Chart and figure data

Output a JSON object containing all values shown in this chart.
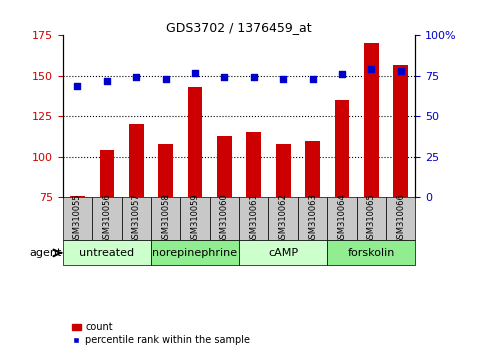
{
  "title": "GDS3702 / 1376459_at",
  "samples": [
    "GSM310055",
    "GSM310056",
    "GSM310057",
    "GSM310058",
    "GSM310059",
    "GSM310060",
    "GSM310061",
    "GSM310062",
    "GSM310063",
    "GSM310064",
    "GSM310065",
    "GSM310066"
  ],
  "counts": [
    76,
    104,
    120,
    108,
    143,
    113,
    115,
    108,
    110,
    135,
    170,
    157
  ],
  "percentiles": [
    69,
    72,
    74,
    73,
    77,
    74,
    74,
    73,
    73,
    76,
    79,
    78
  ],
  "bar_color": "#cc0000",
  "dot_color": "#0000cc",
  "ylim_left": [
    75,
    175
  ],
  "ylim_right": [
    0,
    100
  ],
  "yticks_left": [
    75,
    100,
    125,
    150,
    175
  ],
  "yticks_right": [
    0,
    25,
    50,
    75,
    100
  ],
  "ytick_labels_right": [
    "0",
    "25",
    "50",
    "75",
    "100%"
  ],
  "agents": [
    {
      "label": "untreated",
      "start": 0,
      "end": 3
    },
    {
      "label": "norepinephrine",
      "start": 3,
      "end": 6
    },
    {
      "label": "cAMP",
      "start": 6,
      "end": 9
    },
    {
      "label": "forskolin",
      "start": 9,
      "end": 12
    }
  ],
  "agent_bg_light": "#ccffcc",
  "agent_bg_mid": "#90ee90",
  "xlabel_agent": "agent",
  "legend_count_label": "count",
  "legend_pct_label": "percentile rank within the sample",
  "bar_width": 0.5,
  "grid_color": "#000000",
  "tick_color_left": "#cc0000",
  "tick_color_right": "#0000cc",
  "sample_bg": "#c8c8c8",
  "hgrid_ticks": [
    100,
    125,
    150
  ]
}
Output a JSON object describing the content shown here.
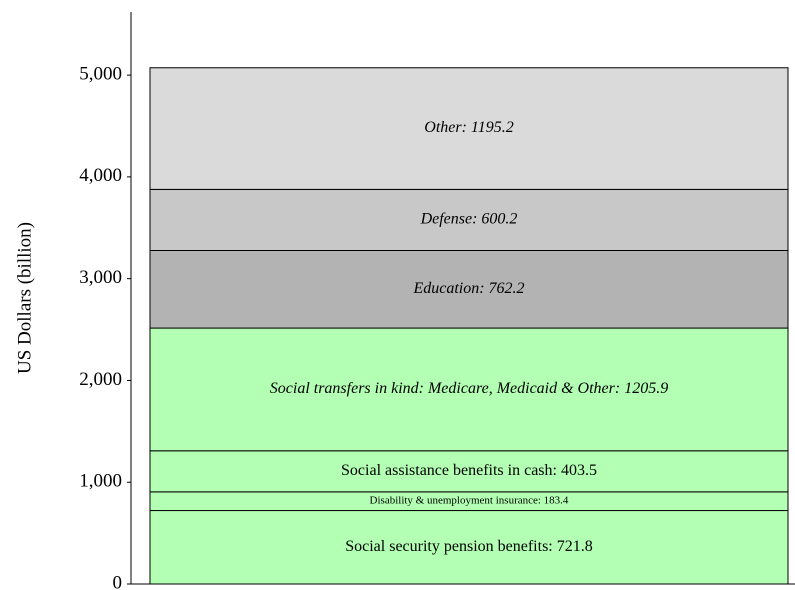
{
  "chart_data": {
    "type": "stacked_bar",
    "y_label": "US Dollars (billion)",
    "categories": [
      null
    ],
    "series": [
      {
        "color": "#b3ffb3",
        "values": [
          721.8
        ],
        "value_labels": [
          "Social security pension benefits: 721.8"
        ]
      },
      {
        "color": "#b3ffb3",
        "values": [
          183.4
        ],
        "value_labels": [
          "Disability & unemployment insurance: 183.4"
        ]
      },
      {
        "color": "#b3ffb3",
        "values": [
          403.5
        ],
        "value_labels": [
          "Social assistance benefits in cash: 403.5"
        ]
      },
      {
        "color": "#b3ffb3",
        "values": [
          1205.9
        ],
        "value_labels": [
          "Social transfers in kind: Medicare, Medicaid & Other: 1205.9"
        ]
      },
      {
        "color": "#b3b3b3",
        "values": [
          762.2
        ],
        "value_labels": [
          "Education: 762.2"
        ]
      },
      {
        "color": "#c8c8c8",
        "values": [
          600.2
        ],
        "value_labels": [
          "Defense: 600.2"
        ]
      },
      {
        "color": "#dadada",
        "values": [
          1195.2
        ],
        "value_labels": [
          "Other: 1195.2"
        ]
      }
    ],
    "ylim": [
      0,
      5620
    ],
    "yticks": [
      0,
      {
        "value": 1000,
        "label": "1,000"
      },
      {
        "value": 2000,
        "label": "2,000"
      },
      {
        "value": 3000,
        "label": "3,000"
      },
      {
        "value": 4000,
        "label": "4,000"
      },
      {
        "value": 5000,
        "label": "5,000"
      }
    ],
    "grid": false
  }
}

> GIVEN PROBLEM: Read the data above. Pull out each line in which the string "shown" appears.

> SOLUTION TO THIS PROBLEM:
Output a JSON object containing all values shown in this chart.
Output a JSON object describing the content shown here.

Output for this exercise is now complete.